[start of Listing]

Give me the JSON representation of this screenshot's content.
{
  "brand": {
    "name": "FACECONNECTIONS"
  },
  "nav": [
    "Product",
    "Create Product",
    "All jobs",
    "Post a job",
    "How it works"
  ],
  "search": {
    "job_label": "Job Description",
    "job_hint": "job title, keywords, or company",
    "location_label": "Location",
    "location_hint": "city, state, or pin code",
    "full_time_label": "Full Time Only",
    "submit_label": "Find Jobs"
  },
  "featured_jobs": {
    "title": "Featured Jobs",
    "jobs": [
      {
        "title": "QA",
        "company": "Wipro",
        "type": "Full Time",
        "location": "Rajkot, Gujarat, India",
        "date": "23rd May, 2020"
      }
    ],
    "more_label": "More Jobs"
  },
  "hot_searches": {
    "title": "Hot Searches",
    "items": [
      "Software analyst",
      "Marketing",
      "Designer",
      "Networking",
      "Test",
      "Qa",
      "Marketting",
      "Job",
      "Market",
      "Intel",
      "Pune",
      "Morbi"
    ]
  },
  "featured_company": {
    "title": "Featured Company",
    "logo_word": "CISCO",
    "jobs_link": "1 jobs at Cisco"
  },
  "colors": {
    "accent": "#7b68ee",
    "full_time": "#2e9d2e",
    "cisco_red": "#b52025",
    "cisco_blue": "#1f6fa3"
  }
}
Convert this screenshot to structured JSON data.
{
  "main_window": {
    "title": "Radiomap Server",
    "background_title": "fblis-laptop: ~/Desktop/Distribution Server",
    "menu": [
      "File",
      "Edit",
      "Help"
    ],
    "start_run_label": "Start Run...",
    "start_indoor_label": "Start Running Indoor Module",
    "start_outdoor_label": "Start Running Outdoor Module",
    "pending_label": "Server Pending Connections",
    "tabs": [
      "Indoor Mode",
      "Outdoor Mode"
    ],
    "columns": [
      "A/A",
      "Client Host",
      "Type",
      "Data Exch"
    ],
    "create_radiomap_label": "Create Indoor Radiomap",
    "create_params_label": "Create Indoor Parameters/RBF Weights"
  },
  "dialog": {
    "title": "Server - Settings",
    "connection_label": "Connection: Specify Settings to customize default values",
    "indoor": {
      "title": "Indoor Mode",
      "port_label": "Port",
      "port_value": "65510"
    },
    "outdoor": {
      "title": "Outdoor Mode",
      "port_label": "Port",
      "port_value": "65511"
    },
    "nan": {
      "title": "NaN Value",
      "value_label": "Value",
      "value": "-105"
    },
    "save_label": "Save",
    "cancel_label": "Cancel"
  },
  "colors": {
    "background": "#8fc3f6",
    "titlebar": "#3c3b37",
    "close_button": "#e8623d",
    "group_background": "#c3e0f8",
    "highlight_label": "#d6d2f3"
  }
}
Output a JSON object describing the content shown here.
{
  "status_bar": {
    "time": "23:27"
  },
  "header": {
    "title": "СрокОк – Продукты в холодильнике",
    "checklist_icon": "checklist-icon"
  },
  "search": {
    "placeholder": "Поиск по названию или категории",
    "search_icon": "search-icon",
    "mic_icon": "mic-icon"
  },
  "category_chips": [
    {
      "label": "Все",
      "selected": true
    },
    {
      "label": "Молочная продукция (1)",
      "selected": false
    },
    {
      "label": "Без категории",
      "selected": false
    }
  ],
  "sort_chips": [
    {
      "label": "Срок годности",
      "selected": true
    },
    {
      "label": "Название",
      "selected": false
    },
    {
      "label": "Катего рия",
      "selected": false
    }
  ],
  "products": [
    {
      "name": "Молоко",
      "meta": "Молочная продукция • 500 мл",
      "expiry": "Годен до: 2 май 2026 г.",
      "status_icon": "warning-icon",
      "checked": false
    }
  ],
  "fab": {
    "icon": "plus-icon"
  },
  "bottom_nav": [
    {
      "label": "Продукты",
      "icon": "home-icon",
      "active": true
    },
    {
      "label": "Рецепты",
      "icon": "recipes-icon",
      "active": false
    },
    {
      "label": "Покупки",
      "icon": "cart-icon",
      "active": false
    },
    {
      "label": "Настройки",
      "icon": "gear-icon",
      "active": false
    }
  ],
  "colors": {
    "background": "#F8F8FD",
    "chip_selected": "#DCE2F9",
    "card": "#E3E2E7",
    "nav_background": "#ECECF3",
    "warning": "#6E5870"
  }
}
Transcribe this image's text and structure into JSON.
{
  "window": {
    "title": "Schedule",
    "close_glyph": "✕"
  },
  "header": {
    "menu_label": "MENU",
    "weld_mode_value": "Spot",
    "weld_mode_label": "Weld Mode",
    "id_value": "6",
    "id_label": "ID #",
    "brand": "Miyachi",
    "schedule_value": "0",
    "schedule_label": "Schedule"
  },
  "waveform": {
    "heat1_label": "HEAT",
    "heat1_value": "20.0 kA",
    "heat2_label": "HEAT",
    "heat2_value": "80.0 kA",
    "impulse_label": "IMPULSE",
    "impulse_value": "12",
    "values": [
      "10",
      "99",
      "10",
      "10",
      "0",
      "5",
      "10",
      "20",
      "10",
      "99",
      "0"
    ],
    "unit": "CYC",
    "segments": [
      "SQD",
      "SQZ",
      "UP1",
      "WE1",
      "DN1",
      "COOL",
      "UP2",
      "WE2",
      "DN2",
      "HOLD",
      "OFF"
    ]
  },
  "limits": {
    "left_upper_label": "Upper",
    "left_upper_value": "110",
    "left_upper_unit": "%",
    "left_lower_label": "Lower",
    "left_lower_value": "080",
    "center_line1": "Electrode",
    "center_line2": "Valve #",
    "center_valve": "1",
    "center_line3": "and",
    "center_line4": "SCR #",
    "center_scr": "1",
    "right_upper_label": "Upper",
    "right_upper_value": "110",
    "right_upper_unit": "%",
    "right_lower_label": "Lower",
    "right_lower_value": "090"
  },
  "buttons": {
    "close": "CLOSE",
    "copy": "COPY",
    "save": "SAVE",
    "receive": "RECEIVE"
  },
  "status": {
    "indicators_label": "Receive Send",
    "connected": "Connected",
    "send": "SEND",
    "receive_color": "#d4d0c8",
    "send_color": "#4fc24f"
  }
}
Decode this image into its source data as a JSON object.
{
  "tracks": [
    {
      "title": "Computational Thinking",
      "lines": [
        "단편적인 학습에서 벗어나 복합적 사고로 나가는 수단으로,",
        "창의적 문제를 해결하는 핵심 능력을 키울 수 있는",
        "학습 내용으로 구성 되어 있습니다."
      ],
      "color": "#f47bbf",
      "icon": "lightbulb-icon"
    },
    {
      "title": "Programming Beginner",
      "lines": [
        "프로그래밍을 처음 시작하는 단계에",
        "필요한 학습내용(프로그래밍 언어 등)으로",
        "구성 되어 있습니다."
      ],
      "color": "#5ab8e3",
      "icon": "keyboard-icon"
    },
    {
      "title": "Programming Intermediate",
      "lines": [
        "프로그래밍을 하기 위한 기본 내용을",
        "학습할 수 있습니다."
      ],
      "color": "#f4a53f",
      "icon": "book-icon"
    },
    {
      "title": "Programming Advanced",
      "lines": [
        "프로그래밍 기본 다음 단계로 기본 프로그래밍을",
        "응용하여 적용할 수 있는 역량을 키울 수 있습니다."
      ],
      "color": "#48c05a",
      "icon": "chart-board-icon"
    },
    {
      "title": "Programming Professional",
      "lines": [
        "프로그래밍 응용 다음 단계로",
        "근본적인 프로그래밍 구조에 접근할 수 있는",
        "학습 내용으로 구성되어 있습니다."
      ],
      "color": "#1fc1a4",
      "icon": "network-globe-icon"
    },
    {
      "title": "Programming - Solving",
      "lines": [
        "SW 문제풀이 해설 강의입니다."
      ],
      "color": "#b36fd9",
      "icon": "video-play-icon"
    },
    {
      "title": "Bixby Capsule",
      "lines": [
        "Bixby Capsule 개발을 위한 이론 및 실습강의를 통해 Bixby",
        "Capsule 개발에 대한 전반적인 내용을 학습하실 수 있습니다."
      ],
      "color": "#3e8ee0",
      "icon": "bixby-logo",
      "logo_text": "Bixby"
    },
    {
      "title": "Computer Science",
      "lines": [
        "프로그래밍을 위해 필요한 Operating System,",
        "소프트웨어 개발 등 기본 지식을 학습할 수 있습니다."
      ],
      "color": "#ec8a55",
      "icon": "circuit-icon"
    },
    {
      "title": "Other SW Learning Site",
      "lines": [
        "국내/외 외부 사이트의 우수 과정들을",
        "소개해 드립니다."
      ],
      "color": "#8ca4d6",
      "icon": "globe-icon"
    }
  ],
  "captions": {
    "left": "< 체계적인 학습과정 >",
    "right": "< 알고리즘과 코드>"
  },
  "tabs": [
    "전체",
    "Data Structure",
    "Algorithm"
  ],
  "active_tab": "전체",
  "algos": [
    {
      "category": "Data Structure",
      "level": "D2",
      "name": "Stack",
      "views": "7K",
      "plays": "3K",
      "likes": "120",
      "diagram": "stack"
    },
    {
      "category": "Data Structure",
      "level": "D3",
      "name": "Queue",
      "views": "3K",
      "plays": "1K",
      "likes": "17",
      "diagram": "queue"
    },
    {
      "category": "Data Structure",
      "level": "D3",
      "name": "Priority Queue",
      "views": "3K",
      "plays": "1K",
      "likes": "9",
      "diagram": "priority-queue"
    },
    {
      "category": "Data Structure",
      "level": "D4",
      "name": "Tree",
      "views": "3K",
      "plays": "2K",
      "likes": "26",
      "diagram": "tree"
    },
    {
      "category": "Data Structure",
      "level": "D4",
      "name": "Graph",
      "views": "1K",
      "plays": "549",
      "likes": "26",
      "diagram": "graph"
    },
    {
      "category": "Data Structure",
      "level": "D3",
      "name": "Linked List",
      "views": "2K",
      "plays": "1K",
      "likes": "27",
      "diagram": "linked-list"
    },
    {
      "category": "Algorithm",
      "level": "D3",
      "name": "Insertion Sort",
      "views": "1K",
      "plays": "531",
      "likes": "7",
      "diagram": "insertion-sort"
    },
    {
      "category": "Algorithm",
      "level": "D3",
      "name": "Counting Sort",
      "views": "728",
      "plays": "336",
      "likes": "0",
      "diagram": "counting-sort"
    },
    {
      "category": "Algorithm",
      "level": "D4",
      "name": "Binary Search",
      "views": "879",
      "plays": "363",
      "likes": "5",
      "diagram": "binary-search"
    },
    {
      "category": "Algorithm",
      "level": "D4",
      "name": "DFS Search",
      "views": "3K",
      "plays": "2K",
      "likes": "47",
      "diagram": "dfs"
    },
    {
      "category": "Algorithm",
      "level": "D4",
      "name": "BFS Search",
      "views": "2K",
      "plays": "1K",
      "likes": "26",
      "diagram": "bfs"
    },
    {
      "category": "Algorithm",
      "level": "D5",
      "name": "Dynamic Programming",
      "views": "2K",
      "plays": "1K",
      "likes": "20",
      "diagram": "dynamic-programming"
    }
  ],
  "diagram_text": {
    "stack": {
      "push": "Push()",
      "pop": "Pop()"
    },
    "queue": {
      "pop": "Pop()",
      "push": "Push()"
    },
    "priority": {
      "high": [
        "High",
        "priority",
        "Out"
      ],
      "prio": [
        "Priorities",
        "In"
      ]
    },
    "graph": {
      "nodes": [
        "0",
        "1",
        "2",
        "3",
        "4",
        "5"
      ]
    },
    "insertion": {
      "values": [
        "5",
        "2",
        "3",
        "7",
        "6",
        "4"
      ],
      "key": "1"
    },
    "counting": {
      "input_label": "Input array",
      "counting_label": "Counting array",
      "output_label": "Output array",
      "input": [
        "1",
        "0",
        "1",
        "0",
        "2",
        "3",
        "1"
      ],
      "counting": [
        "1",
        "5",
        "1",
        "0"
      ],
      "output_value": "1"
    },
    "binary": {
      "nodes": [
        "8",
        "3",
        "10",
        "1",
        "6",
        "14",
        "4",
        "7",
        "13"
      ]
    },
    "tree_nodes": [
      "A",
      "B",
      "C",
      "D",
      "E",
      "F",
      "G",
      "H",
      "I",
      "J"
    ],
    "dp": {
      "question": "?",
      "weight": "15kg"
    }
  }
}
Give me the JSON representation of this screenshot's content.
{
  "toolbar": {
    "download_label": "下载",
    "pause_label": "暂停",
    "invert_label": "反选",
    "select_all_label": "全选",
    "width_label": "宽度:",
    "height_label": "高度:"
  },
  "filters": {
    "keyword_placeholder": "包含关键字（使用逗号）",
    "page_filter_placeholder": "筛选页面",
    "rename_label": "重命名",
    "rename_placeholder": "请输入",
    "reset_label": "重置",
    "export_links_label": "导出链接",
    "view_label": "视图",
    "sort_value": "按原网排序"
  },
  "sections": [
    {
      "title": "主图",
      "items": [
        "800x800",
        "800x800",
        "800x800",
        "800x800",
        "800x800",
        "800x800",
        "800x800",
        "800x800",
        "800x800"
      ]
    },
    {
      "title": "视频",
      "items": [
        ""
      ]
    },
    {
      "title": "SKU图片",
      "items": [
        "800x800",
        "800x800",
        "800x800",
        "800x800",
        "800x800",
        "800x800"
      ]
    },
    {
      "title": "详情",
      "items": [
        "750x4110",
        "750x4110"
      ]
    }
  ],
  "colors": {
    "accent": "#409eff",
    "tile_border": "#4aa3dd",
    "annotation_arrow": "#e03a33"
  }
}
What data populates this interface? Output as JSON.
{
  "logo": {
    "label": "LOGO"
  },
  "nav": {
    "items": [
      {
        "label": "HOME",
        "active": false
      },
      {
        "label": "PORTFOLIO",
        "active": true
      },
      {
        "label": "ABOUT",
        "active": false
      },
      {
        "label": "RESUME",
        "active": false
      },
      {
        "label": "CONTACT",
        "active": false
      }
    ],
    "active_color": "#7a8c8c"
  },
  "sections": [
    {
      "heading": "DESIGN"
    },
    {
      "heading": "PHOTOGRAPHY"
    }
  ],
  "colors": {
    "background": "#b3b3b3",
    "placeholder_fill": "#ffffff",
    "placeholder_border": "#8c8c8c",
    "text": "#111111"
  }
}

[end of Listing]

- Goal of the exercise
In the listing above, find the line containing "What data populates" and please quote exactly that line through the last one, and no other lines.

- Complete answer
What data populates this interface? Output as JSON.
{
  "logo": {
    "label": "LOGO"
  },
  "nav": {
    "items": [
      {
        "label": "HOME",
        "active": false
      },
      {
        "label": "PORTFOLIO",
        "active": true
      },
      {
        "label": "ABOUT",
        "active": false
      },
      {
        "label": "RESUME",
        "active": false
      },
      {
        "label": "CONTACT",
        "active": false
      }
    ],
    "active_color": "#7a8c8c"
  },
  "sections": [
    {
      "heading": "DESIGN"
    },
    {
      "heading": "PHOTOGRAPHY"
    }
  ],
  "colors": {
    "background": "#b3b3b3",
    "placeholder_fill": "#ffffff",
    "placeholder_border": "#8c8c8c",
    "text": "#111111"
  }
}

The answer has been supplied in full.